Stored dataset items
• • •

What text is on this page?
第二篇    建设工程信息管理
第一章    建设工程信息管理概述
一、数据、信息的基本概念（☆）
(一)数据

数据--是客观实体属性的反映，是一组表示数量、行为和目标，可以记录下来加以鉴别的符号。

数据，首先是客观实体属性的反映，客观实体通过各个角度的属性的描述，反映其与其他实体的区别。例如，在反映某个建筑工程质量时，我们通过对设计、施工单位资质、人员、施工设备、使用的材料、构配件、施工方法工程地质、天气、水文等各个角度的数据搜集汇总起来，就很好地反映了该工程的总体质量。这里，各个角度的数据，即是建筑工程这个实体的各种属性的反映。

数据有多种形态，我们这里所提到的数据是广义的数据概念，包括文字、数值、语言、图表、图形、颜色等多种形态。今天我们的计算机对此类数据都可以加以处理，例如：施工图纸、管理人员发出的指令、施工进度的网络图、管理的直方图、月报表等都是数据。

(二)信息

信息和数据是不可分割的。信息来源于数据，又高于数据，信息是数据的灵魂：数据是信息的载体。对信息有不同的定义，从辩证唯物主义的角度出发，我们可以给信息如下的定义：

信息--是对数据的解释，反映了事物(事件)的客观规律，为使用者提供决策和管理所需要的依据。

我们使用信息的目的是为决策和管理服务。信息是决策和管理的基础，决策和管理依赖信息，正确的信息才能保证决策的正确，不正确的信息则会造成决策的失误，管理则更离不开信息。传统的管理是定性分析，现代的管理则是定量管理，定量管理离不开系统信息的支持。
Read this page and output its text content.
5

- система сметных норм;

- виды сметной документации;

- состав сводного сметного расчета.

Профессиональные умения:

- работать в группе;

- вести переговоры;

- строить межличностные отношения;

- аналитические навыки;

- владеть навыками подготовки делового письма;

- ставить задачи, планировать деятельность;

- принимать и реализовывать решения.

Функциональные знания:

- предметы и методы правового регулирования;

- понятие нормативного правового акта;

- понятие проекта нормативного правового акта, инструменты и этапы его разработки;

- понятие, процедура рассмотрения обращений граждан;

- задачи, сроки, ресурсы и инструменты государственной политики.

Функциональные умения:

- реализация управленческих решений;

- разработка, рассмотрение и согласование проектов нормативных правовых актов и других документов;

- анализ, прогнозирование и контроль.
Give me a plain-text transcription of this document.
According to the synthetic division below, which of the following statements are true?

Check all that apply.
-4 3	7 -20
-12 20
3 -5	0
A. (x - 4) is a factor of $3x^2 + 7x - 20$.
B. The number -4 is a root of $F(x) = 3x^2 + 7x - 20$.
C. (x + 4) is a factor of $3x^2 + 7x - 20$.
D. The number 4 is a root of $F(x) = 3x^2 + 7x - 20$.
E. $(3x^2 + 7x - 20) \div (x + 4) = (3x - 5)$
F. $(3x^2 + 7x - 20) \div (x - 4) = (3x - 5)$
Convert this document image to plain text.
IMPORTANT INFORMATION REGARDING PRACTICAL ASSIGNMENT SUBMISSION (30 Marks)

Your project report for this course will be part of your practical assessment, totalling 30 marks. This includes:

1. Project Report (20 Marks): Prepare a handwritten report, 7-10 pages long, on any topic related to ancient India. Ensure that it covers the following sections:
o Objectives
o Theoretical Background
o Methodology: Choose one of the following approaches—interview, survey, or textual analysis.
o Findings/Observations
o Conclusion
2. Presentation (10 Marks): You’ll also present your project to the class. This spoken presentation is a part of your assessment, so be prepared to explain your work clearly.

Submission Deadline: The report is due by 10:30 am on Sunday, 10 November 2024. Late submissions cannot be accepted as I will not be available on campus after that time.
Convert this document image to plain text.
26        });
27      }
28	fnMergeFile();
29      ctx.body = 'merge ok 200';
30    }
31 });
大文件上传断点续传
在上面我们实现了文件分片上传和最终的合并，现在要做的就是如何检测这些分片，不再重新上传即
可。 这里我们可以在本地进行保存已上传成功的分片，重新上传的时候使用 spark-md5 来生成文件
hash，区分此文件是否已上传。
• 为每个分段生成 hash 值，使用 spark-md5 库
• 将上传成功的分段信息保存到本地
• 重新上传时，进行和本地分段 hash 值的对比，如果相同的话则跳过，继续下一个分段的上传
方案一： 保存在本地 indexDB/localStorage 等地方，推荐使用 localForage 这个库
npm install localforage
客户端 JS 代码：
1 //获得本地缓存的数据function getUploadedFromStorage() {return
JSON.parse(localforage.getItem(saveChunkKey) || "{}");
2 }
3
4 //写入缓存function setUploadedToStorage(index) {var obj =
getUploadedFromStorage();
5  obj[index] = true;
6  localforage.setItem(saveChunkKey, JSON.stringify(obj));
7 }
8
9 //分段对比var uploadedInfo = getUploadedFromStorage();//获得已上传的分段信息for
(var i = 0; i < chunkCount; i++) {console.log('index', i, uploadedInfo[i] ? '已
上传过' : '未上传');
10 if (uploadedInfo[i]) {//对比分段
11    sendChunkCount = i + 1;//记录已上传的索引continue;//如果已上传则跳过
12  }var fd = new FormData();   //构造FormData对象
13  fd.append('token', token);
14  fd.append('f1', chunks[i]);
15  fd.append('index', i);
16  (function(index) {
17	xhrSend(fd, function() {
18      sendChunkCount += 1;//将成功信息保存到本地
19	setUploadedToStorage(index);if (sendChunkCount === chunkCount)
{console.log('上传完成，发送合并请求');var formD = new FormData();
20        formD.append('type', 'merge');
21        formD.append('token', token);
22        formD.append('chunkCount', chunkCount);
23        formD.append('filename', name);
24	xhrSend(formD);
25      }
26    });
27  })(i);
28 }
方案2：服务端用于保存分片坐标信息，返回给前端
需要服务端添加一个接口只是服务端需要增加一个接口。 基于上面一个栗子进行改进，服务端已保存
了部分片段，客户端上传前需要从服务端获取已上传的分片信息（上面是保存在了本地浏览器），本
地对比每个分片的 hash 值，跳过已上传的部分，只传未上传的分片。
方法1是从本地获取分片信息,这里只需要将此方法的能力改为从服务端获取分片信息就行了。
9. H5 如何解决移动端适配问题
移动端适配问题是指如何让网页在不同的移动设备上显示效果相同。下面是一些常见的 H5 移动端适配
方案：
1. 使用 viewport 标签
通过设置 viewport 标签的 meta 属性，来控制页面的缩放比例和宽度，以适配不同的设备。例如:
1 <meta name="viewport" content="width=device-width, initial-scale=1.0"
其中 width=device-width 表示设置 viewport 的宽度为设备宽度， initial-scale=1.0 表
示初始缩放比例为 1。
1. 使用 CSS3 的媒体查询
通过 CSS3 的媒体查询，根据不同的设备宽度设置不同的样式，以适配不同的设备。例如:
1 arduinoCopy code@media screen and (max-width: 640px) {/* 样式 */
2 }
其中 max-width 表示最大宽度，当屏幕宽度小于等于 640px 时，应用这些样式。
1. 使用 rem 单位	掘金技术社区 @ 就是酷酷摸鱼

• • •

_PROBLEM TO SOLVE_
The data above must be returned in full, exactly as written.

_FINAL RESULT_
What text is on this page?
第二篇    建设工程信息管理
第一章    建设工程信息管理概述
一、数据、信息的基本概念（☆）
(一)数据

数据--是客观实体属性的反映，是一组表示数量、行为和目标，可以记录下来加以鉴别的符号。

数据，首先是客观实体属性的反映，客观实体通过各个角度的属性的描述，反映其与其他实体的区别。例如，在反映某个建筑工程质量时，我们通过对设计、施工单位资质、人员、施工设备、使用的材料、构配件、施工方法工程地质、天气、水文等各个角度的数据搜集汇总起来，就很好地反映了该工程的总体质量。这里，各个角度的数据，即是建筑工程这个实体的各种属性的反映。

数据有多种形态，我们这里所提到的数据是广义的数据概念，包括文字、数值、语言、图表、图形、颜色等多种形态。今天我们的计算机对此类数据都可以加以处理，例如：施工图纸、管理人员发出的指令、施工进度的网络图、管理的直方图、月报表等都是数据。

(二)信息

信息和数据是不可分割的。信息来源于数据，又高于数据，信息是数据的灵魂：数据是信息的载体。对信息有不同的定义，从辩证唯物主义的角度出发，我们可以给信息如下的定义：

信息--是对数据的解释，反映了事物(事件)的客观规律，为使用者提供决策和管理所需要的依据。

我们使用信息的目的是为决策和管理服务。信息是决策和管理的基础，决策和管理依赖信息，正确的信息才能保证决策的正确，不正确的信息则会造成决策的失误，管理则更离不开信息。传统的管理是定性分析，现代的管理则是定量管理，定量管理离不开系统信息的支持。
Read this page and output its text content.
5

- система сметных норм;

- виды сметной документации;

- состав сводного сметного расчета.

Профессиональные умения:

- работать в группе;

- вести переговоры;

- строить межличностные отношения;

- аналитические навыки;

- владеть навыками подготовки делового письма;

- ставить задачи, планировать деятельность;

- принимать и реализовывать решения.

Функциональные знания:

- предметы и методы правового регулирования;

- понятие нормативного правового акта;

- понятие проекта нормативного правового акта, инструменты и этапы его разработки;

- понятие, процедура рассмотрения обращений граждан;

- задачи, сроки, ресурсы и инструменты государственной политики.

Функциональные умения:

- реализация управленческих решений;

- разработка, рассмотрение и согласование проектов нормативных правовых актов и других документов;

- анализ, прогнозирование и контроль.
Give me a plain-text transcription of this document.
According to the synthetic division below, which of the following statements are true?

Check all that apply.
-4 3	7 -20
-12 20
3 -5	0
A. (x - 4) is a factor of $3x^2 + 7x - 20$.
B. The number -4 is a root of $F(x) = 3x^2 + 7x - 20$.
C. (x + 4) is a factor of $3x^2 + 7x - 20$.
D. The number 4 is a root of $F(x) = 3x^2 + 7x - 20$.
E. $(3x^2 + 7x - 20) \div (x + 4) = (3x - 5)$
F. $(3x^2 + 7x - 20) \div (x - 4) = (3x - 5)$
Convert this document image to plain text.
IMPORTANT INFORMATION REGARDING PRACTICAL ASSIGNMENT SUBMISSION (30 Marks)

Your project report for this course will be part of your practical assessment, totalling 30 marks. This includes:

1. Project Report (20 Marks): Prepare a handwritten report, 7-10 pages long, on any topic related to ancient India. Ensure that it covers the following sections:
o Objectives
o Theoretical Background
o Methodology: Choose one of the following approaches—interview, survey, or textual analysis.
o Findings/Observations
o Conclusion
2. Presentation (10 Marks): You’ll also present your project to the class. This spoken presentation is a part of your assessment, so be prepared to explain your work clearly.

Submission Deadline: The report is due by 10:30 am on Sunday, 10 November 2024. Late submissions cannot be accepted as I will not be available on campus after that time.
Convert this document image to plain text.
26        });
27      }
28	fnMergeFile();
29      ctx.body = 'merge ok 200';
30    }
31 });
大文件上传断点续传
在上面我们实现了文件分片上传和最终的合并，现在要做的就是如何检测这些分片，不再重新上传即
可。 这里我们可以在本地进行保存已上传成功的分片，重新上传的时候使用 spark-md5 来生成文件
hash，区分此文件是否已上传。
• 为每个分段生成 hash 值，使用 spark-md5 库
• 将上传成功的分段信息保存到本地
• 重新上传时，进行和本地分段 hash 值的对比，如果相同的话则跳过，继续下一个分段的上传
方案一： 保存在本地 indexDB/localStorage 等地方，推荐使用 localForage 这个库
npm install localforage
客户端 JS 代码：
1 //获得本地缓存的数据function getUploadedFromStorage() {return
JSON.parse(localforage.getItem(saveChunkKey) || "{}");
2 }
3
4 //写入缓存function setUploadedToStorage(index) {var obj =
getUploadedFromStorage();
5  obj[index] = true;
6  localforage.setItem(saveChunkKey, JSON.stringify(obj));
7 }
8
9 //分段对比var uploadedInfo = getUploadedFromStorage();//获得已上传的分段信息for
(var i = 0; i < chunkCount; i++) {console.log('index', i, uploadedInfo[i] ? '已
上传过' : '未上传');
10 if (uploadedInfo[i]) {//对比分段
11    sendChunkCount = i + 1;//记录已上传的索引continue;//如果已上传则跳过
12  }var fd = new FormData();   //构造FormData对象
13  fd.append('token', token);
14  fd.append('f1', chunks[i]);
15  fd.append('index', i);
16  (function(index) {
17	xhrSend(fd, function() {
18      sendChunkCount += 1;//将成功信息保存到本地
19	setUploadedToStorage(index);if (sendChunkCount === chunkCount)
{console.log('上传完成，发送合并请求');var formD = new FormData();
20        formD.append('type', 'merge');
21        formD.append('token', token);
22        formD.append('chunkCount', chunkCount);
23        formD.append('filename', name);
24	xhrSend(formD);
25      }
26    });
27  })(i);
28 }
方案2：服务端用于保存分片坐标信息，返回给前端
需要服务端添加一个接口只是服务端需要增加一个接口。 基于上面一个栗子进行改进，服务端已保存
了部分片段，客户端上传前需要从服务端获取已上传的分片信息（上面是保存在了本地浏览器），本
地对比每个分片的 hash 值，跳过已上传的部分，只传未上传的分片。
方法1是从本地获取分片信息,这里只需要将此方法的能力改为从服务端获取分片信息就行了。
9. H5 如何解决移动端适配问题
移动端适配问题是指如何让网页在不同的移动设备上显示效果相同。下面是一些常见的 H5 移动端适配
方案：
1. 使用 viewport 标签
通过设置 viewport 标签的 meta 属性，来控制页面的缩放比例和宽度，以适配不同的设备。例如:
1 <meta name="viewport" content="width=device-width, initial-scale=1.0"
其中 width=device-width 表示设置 viewport 的宽度为设备宽度， initial-scale=1.0 表
示初始缩放比例为 1。
1. 使用 CSS3 的媒体查询
通过 CSS3 的媒体查询，根据不同的设备宽度设置不同的样式，以适配不同的设备。例如:
1 arduinoCopy code@media screen and (max-width: 640px) {/* 样式 */
2 }
其中 max-width 表示最大宽度，当屏幕宽度小于等于 640px 时，应用这些样式。
1. 使用 rem 单位	掘金技术社区 @ 就是酷酷摸鱼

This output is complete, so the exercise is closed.